OBJECTIVE :: Nothing may be dropped or altered: reproduce all the data.

>> START DATASET ENTRIES

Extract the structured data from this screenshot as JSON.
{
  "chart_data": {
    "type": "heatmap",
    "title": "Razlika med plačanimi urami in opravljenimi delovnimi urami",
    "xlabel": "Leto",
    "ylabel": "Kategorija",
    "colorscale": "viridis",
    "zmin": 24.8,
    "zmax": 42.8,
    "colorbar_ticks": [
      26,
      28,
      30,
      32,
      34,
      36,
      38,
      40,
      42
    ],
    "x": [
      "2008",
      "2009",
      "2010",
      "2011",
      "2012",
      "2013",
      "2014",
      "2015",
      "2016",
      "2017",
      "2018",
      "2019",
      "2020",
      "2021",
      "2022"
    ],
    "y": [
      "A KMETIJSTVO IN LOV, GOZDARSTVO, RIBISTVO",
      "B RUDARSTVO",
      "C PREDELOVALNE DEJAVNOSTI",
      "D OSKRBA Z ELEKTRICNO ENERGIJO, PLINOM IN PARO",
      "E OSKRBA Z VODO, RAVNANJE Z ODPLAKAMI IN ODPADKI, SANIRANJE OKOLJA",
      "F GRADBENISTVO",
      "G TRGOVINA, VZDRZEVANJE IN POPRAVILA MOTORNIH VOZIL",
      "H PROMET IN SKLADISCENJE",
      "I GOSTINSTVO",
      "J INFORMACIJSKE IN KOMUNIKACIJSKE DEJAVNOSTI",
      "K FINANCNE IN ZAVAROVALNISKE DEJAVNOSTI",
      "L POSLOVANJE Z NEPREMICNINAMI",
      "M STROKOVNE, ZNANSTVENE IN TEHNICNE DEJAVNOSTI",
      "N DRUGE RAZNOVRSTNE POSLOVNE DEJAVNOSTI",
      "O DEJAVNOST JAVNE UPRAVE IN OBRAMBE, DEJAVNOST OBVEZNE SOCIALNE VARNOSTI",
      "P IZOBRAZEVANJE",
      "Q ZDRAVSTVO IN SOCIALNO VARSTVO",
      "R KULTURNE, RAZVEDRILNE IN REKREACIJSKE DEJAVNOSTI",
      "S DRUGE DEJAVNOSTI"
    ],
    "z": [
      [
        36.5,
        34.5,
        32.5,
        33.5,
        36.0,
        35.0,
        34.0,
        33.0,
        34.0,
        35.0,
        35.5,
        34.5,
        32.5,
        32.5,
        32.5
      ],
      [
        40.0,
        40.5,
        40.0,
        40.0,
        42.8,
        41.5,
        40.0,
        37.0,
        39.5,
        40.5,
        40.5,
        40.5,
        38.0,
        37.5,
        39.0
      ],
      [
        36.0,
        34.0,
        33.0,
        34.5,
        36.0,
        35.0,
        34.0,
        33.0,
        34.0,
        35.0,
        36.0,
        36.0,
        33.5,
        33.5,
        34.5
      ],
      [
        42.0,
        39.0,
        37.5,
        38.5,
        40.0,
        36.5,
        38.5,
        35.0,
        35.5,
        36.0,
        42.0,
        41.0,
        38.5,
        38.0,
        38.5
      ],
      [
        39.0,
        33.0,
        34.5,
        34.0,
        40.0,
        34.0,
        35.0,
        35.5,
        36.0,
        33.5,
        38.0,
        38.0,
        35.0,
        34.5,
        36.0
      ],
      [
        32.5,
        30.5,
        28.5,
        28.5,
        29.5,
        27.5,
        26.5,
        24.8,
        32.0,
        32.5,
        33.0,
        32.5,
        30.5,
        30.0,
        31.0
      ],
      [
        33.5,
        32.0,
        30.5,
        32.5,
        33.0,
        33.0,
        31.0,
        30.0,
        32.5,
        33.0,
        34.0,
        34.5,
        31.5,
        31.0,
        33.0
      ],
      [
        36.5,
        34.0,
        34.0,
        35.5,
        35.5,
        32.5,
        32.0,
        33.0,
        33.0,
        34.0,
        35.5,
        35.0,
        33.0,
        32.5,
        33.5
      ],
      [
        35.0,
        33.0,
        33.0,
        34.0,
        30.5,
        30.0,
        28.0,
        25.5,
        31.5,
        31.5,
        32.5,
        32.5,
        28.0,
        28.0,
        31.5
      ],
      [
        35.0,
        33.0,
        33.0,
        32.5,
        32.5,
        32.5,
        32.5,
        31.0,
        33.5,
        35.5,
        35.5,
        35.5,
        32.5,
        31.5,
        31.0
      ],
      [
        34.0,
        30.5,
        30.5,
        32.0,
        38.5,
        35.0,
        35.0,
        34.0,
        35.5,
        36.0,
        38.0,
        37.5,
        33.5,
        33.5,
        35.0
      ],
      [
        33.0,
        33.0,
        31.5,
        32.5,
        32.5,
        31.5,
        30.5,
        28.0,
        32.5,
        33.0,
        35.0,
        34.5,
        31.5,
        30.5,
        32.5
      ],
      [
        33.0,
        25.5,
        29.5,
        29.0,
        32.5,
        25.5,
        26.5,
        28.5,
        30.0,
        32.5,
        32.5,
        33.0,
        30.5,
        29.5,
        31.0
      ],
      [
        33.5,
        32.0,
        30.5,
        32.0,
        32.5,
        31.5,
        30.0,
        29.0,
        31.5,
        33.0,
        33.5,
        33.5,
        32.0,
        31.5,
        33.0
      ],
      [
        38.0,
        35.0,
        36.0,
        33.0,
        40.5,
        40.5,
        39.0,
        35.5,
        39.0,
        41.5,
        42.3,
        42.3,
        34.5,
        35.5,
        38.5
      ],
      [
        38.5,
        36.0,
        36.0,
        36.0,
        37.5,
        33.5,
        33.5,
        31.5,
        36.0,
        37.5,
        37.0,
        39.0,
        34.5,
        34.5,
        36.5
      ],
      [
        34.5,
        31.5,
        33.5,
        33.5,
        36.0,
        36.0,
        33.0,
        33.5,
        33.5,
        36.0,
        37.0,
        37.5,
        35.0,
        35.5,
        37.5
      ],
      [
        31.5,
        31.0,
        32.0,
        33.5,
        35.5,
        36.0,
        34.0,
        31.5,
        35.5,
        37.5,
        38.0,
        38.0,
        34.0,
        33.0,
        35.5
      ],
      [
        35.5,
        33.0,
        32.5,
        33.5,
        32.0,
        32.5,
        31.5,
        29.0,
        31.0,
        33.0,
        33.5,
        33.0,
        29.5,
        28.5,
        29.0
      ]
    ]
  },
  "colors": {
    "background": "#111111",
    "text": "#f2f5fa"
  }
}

>> END DATASET ENTRIES

SOLUTION ::
Extract the structured data from this screenshot as JSON.
{
  "chart_data": {
    "type": "heatmap",
    "title": "Razlika med plačanimi urami in opravljenimi delovnimi urami",
    "xlabel": "Leto",
    "ylabel": "Kategorija",
    "colorscale": "viridis",
    "zmin": 24.8,
    "zmax": 42.8,
    "colorbar_ticks": [
      26,
      28,
      30,
      32,
      34,
      36,
      38,
      40,
      42
    ],
    "x": [
      "2008",
      "2009",
      "2010",
      "2011",
      "2012",
      "2013",
      "2014",
      "2015",
      "2016",
      "2017",
      "2018",
      "2019",
      "2020",
      "2021",
      "2022"
    ],
    "y": [
      "A KMETIJSTVO IN LOV, GOZDARSTVO, RIBISTVO",
      "B RUDARSTVO",
      "C PREDELOVALNE DEJAVNOSTI",
      "D OSKRBA Z ELEKTRICNO ENERGIJO, PLINOM IN PARO",
      "E OSKRBA Z VODO, RAVNANJE Z ODPLAKAMI IN ODPADKI, SANIRANJE OKOLJA",
      "F GRADBENISTVO",
      "G TRGOVINA, VZDRZEVANJE IN POPRAVILA MOTORNIH VOZIL",
      "H PROMET IN SKLADISCENJE",
      "I GOSTINSTVO",
      "J INFORMACIJSKE IN KOMUNIKACIJSKE DEJAVNOSTI",
      "K FINANCNE IN ZAVAROVALNISKE DEJAVNOSTI",
      "L POSLOVANJE Z NEPREMICNINAMI",
      "M STROKOVNE, ZNANSTVENE IN TEHNICNE DEJAVNOSTI",
      "N DRUGE RAZNOVRSTNE POSLOVNE DEJAVNOSTI",
      "O DEJAVNOST JAVNE UPRAVE IN OBRAMBE, DEJAVNOST OBVEZNE SOCIALNE VARNOSTI",
      "P IZOBRAZEVANJE",
      "Q ZDRAVSTVO IN SOCIALNO VARSTVO",
      "R KULTURNE, RAZVEDRILNE IN REKREACIJSKE DEJAVNOSTI",
      "S DRUGE DEJAVNOSTI"
    ],
    "z": [
      [
        36.5,
        34.5,
        32.5,
        33.5,
        36.0,
        35.0,
        34.0,
        33.0,
        34.0,
        35.0,
        35.5,
        34.5,
        32.5,
        32.5,
        32.5
      ],
      [
        40.0,
        40.5,
        40.0,
        40.0,
        42.8,
        41.5,
        40.0,
        37.0,
        39.5,
        40.5,
        40.5,
        40.5,
        38.0,
        37.5,
        39.0
      ],
      [
        36.0,
        34.0,
        33.0,
        34.5,
        36.0,
        35.0,
        34.0,
        33.0,
        34.0,
        35.0,
        36.0,
        36.0,
        33.5,
        33.5,
        34.5
      ],
      [
        42.0,
        39.0,
        37.5,
        38.5,
        40.0,
        36.5,
        38.5,
        35.0,
        35.5,
        36.0,
        42.0,
        41.0,
        38.5,
        38.0,
        38.5
      ],
      [
        39.0,
        33.0,
        34.5,
        34.0,
        40.0,
        34.0,
        35.0,
        35.5,
        36.0,
        33.5,
        38.0,
        38.0,
        35.0,
        34.5,
        36.0
      ],
      [
        32.5,
        30.5,
        28.5,
        28.5,
        29.5,
        27.5,
        26.5,
        24.8,
        32.0,
        32.5,
        33.0,
        32.5,
        30.5,
        30.0,
        31.0
      ],
      [
        33.5,
        32.0,
        30.5,
        32.5,
        33.0,
        33.0,
        31.0,
        30.0,
        32.5,
        33.0,
        34.0,
        34.5,
        31.5,
        31.0,
        33.0
      ],
      [
        36.5,
        34.0,
        34.0,
        35.5,
        35.5,
        32.5,
        32.0,
        33.0,
        33.0,
        34.0,
        35.5,
        35.0,
        33.0,
        32.5,
        33.5
      ],
      [
        35.0,
        33.0,
        33.0,
        34.0,
        30.5,
        30.0,
        28.0,
        25.5,
        31.5,
        31.5,
        32.5,
        32.5,
        28.0,
        28.0,
        31.5
      ],
      [
        35.0,
        33.0,
        33.0,
        32.5,
        32.5,
        32.5,
        32.5,
        31.0,
        33.5,
        35.5,
        35.5,
        35.5,
        32.5,
        31.5,
        31.0
      ],
      [
        34.0,
        30.5,
        30.5,
        32.0,
        38.5,
        35.0,
        35.0,
        34.0,
        35.5,
        36.0,
        38.0,
        37.5,
        33.5,
        33.5,
        35.0
      ],
      [
        33.0,
        33.0,
        31.5,
        32.5,
        32.5,
        31.5,
        30.5,
        28.0,
        32.5,
        33.0,
        35.0,
        34.5,
        31.5,
        30.5,
        32.5
      ],
      [
        33.0,
        25.5,
        29.5,
        29.0,
        32.5,
        25.5,
        26.5,
        28.5,
        30.0,
        32.5,
        32.5,
        33.0,
        30.5,
        29.5,
        31.0
      ],
      [
        33.5,
        32.0,
        30.5,
        32.0,
        32.5,
        31.5,
        30.0,
        29.0,
        31.5,
        33.0,
        33.5,
        33.5,
        32.0,
        31.5,
        33.0
      ],
      [
        38.0,
        35.0,
        36.0,
        33.0,
        40.5,
        40.5,
        39.0,
        35.5,
        39.0,
        41.5,
        42.3,
        42.3,
        34.5,
        35.5,
        38.5
      ],
      [
        38.5,
        36.0,
        36.0,
        36.0,
        37.5,
        33.5,
        33.5,
        31.5,
        36.0,
        37.5,
        37.0,
        39.0,
        34.5,
        34.5,
        36.5
      ],
      [
        34.5,
        31.5,
        33.5,
        33.5,
        36.0,
        36.0,
        33.0,
        33.5,
        33.5,
        36.0,
        37.0,
        37.5,
        35.0,
        35.5,
        37.5
      ],
      [
        31.5,
        31.0,
        32.0,
        33.5,
        35.5,
        36.0,
        34.0,
        31.5,
        35.5,
        37.5,
        38.0,
        38.0,
        34.0,
        33.0,
        35.5
      ],
      [
        35.5,
        33.0,
        32.5,
        33.5,
        32.0,
        32.5,
        31.5,
        29.0,
        31.0,
        33.0,
        33.5,
        33.0,
        29.5,
        28.5,
        29.0
      ]
    ]
  },
  "colors": {
    "background": "#111111",
    "text": "#f2f5fa"
  }
}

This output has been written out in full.